Written exercise: Work through the material below line by line and say how many lines include the word "Porcentaje". Only the number, please.

====

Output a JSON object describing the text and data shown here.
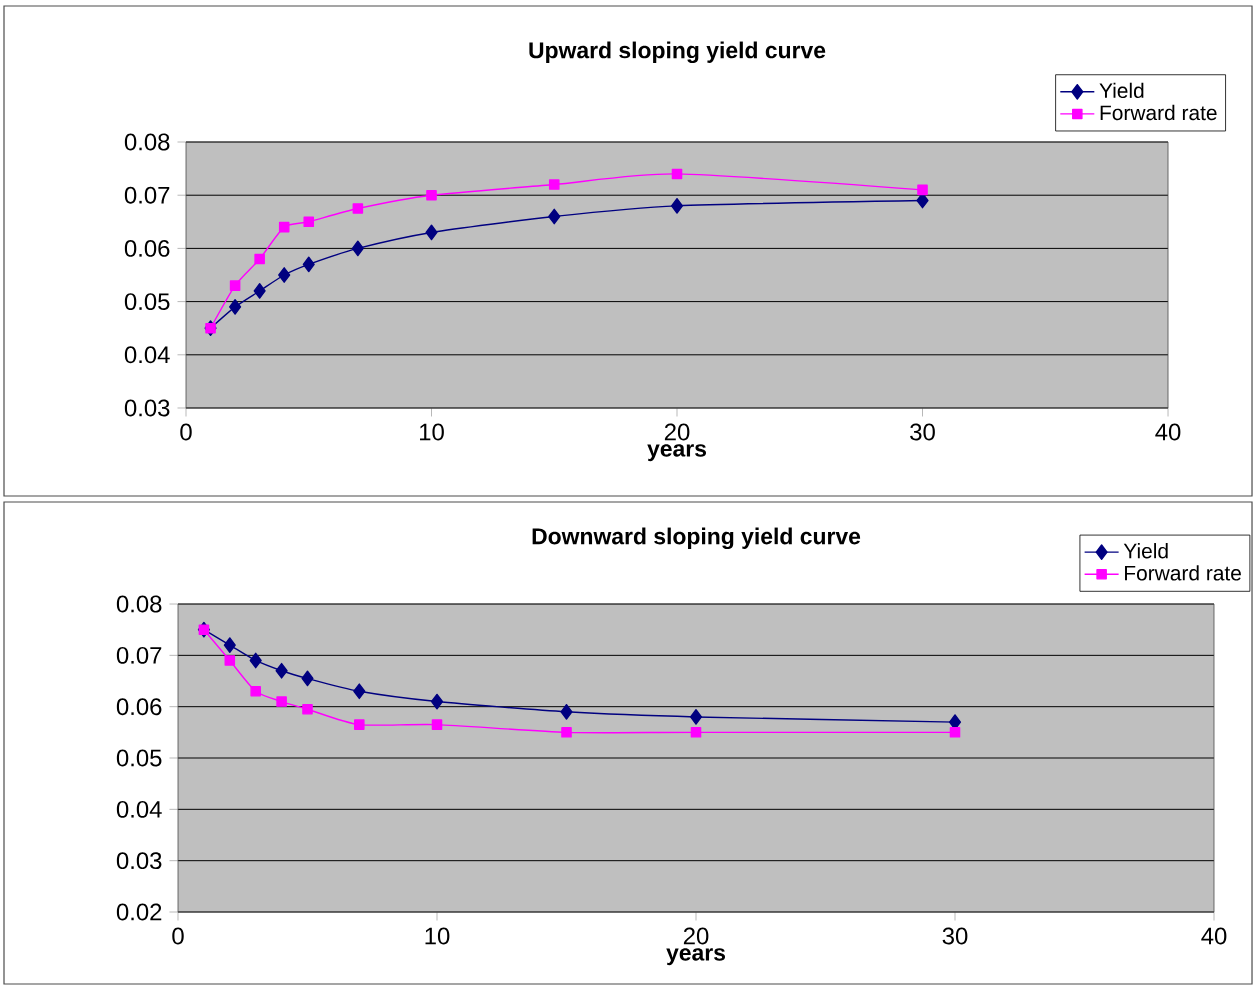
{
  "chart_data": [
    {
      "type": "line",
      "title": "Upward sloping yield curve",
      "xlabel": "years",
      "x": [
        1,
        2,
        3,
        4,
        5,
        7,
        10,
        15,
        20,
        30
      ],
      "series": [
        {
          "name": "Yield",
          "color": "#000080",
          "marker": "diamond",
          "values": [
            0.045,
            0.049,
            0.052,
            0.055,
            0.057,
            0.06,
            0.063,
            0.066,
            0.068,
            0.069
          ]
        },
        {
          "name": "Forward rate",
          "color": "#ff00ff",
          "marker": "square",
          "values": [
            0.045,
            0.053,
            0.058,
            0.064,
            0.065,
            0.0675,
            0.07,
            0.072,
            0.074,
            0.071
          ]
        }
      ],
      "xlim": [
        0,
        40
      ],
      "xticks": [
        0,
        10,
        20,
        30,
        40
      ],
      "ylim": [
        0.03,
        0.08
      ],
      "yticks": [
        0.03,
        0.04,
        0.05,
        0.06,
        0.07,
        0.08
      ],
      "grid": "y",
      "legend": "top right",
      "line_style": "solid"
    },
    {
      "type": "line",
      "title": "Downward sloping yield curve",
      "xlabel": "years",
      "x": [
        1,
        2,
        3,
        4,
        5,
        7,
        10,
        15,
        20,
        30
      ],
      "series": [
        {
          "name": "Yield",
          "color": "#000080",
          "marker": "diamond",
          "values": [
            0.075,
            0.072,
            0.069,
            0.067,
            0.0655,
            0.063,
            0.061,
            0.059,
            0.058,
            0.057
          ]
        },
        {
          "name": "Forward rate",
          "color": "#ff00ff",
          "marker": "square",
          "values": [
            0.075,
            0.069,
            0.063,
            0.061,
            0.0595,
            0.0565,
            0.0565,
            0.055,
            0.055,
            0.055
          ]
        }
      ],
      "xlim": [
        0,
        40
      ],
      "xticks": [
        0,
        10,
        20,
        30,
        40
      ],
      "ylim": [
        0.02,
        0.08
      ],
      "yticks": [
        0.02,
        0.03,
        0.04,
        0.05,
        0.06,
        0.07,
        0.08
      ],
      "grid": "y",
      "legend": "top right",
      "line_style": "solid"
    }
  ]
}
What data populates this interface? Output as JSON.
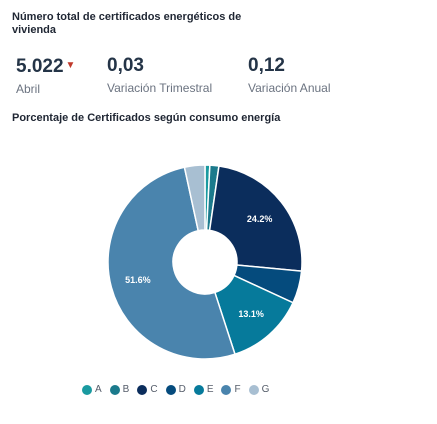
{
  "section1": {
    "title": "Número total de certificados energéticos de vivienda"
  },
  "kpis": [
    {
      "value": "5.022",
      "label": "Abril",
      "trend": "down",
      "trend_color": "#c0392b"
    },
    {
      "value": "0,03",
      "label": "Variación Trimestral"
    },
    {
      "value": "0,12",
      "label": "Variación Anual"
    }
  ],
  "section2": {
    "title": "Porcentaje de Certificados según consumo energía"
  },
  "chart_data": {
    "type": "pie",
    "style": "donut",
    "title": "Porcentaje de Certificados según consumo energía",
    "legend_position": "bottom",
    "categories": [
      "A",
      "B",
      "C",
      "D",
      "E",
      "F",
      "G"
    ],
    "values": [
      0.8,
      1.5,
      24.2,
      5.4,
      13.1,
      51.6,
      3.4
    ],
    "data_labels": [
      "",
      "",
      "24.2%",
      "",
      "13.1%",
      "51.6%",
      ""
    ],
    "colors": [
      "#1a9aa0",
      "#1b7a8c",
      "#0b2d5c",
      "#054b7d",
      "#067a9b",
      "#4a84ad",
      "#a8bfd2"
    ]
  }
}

====

Answer to the task: 2